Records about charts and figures
========================
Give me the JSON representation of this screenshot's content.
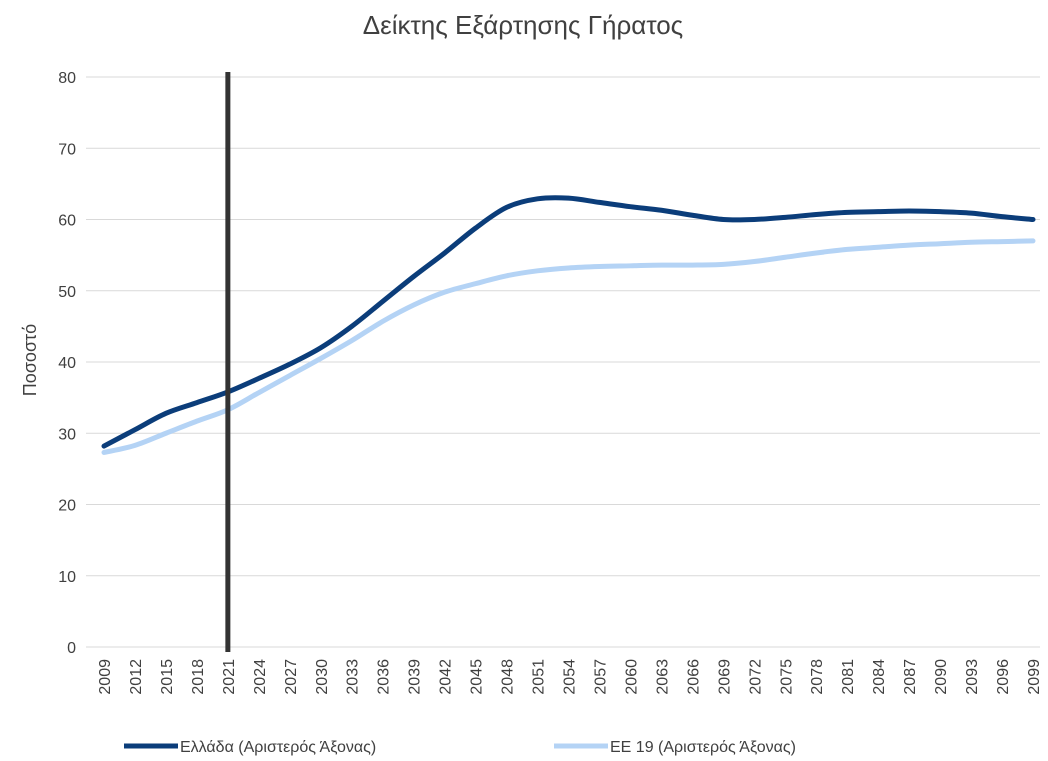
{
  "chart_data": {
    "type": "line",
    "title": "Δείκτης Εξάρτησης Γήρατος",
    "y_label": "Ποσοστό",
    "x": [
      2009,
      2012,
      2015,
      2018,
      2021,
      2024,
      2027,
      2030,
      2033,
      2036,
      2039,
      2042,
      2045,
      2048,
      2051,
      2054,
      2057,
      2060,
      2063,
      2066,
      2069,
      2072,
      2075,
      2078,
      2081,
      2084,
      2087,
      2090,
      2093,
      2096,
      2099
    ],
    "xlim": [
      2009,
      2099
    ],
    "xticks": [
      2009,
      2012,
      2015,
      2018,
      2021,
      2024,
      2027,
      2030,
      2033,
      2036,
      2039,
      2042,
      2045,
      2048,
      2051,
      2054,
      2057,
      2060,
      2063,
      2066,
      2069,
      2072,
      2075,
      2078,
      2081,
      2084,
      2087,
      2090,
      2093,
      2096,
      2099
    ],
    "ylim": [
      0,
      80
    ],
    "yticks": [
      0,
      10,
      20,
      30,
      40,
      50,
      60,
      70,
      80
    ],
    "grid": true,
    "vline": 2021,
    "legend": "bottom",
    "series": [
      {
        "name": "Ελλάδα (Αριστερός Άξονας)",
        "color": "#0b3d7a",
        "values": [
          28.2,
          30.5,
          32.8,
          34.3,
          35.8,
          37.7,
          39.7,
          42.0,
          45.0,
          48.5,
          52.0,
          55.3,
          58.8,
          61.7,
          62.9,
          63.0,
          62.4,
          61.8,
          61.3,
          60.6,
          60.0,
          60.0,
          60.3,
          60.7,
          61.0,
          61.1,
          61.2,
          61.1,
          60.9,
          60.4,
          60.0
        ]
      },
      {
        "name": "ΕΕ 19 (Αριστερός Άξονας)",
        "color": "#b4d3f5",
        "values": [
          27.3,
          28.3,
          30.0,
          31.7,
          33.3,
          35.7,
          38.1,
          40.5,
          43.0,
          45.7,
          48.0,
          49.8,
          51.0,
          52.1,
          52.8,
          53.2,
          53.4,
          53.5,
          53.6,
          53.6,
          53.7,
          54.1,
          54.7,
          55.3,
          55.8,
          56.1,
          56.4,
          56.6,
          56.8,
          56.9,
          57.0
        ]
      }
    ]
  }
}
========================
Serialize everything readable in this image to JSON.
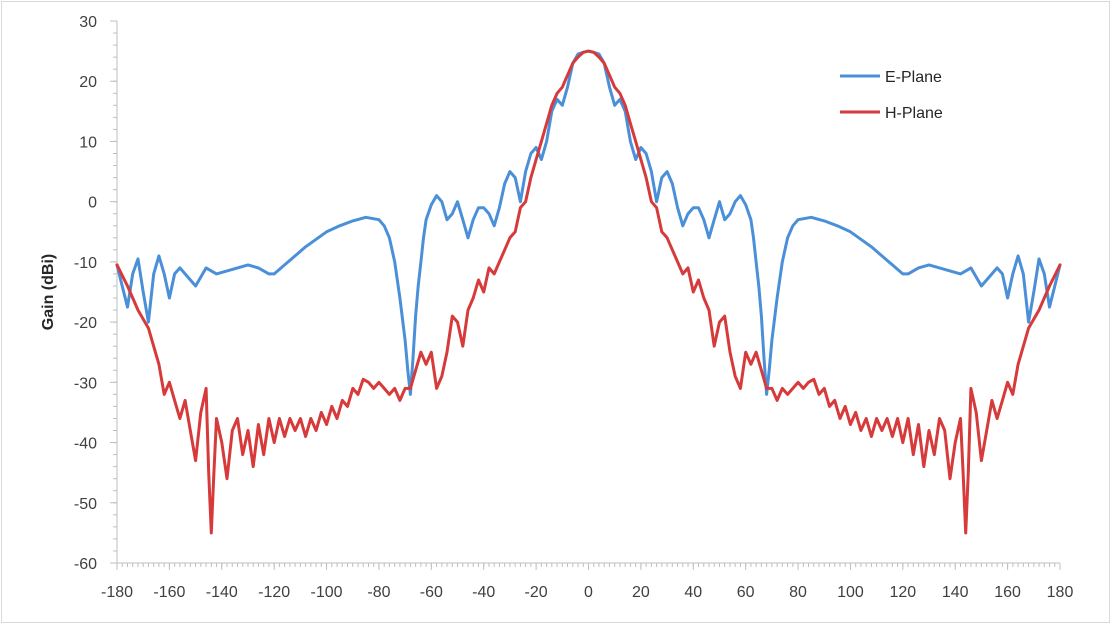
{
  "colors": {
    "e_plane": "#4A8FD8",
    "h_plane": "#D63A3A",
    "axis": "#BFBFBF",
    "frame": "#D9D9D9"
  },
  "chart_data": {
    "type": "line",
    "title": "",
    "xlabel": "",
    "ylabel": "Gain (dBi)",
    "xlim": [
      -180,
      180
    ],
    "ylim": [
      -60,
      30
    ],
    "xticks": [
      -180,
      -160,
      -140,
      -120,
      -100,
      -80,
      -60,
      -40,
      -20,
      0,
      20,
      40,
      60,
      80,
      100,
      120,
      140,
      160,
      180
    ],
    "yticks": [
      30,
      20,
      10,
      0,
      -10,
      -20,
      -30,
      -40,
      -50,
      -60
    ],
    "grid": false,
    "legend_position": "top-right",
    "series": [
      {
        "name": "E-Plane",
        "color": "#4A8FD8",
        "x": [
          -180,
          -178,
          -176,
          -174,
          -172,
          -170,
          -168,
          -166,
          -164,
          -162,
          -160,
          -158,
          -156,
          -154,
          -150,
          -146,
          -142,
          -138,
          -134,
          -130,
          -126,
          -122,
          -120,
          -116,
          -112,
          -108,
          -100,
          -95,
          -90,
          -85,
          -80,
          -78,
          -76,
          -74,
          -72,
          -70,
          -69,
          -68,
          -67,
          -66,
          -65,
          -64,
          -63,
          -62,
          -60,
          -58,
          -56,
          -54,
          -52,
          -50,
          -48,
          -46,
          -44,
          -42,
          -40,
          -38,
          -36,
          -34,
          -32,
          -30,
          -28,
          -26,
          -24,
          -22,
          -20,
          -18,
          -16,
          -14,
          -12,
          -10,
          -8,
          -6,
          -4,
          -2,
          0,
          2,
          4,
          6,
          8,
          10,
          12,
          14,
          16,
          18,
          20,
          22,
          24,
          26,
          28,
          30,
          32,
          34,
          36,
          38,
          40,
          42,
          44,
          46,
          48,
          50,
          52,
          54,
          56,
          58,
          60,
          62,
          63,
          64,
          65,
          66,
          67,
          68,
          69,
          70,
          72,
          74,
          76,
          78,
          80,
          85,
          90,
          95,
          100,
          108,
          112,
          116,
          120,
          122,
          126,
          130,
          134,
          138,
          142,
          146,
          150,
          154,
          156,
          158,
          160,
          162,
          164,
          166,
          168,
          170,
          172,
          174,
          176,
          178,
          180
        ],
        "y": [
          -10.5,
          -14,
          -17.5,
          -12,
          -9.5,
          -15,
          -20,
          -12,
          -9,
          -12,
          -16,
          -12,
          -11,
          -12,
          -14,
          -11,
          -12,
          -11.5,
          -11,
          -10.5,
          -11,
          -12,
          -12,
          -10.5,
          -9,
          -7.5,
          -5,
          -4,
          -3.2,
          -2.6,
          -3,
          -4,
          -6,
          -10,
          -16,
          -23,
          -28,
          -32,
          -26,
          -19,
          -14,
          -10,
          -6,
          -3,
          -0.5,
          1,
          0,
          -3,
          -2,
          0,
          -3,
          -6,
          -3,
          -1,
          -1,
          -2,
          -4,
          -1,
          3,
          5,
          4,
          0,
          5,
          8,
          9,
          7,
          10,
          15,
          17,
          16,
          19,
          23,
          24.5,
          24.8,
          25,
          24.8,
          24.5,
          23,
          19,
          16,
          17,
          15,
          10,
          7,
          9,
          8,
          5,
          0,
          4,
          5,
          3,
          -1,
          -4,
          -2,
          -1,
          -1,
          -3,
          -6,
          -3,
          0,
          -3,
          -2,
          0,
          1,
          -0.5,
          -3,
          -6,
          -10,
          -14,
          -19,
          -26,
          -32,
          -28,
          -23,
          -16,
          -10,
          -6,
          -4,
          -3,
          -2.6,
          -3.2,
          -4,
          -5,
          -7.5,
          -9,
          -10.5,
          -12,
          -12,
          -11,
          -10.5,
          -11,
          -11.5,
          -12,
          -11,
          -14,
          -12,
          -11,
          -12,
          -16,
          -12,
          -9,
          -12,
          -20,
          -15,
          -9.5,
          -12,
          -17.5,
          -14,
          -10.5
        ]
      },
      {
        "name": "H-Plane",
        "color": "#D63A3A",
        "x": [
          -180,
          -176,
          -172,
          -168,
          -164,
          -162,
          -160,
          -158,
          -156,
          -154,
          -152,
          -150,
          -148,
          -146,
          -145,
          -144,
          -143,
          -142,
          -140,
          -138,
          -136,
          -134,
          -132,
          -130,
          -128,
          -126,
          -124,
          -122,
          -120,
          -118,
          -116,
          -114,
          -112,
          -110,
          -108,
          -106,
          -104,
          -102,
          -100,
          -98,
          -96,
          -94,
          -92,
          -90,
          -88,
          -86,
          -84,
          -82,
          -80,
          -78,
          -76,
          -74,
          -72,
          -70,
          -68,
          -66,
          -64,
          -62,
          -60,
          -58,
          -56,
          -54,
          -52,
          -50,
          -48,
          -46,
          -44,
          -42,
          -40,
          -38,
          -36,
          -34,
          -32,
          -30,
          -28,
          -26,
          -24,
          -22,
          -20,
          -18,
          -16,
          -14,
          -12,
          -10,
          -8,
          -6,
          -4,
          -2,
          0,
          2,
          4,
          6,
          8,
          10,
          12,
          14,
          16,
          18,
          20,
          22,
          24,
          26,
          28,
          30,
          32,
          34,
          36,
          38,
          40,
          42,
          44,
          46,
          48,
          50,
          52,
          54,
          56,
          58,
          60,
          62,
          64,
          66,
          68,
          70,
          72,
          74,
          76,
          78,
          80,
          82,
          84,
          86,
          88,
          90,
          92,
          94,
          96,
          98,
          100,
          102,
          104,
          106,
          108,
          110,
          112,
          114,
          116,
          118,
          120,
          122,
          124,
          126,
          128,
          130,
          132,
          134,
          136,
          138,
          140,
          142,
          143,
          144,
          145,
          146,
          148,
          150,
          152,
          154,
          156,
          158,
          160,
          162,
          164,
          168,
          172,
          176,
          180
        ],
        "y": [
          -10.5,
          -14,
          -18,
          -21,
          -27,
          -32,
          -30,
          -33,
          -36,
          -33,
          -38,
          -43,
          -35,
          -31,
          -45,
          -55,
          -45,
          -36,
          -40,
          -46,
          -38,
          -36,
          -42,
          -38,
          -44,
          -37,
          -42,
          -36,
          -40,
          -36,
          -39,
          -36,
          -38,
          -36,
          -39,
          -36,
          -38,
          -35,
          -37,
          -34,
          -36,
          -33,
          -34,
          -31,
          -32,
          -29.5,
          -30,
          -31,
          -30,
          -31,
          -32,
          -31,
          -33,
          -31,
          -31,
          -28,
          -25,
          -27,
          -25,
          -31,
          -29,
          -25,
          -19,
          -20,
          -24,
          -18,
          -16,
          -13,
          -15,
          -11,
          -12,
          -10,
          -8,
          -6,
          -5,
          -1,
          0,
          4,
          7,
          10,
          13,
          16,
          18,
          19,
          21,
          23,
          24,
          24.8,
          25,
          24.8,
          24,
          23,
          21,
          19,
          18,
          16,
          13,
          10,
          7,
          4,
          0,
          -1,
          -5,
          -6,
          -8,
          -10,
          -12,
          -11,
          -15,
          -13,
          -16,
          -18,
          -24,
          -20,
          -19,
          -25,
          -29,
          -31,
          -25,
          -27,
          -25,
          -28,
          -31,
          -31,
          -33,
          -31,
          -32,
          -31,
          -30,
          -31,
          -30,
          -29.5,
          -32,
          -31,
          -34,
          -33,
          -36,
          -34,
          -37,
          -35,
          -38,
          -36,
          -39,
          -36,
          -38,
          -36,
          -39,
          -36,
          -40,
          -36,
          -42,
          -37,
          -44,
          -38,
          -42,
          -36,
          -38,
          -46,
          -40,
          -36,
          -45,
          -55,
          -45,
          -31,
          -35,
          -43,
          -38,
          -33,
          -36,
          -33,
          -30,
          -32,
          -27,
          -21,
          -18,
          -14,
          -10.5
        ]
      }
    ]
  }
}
========================
Gather each line that holds "JSON".

Give me the JSON representation of this screenshot's content.
Serialize everything readable in this image to JSON.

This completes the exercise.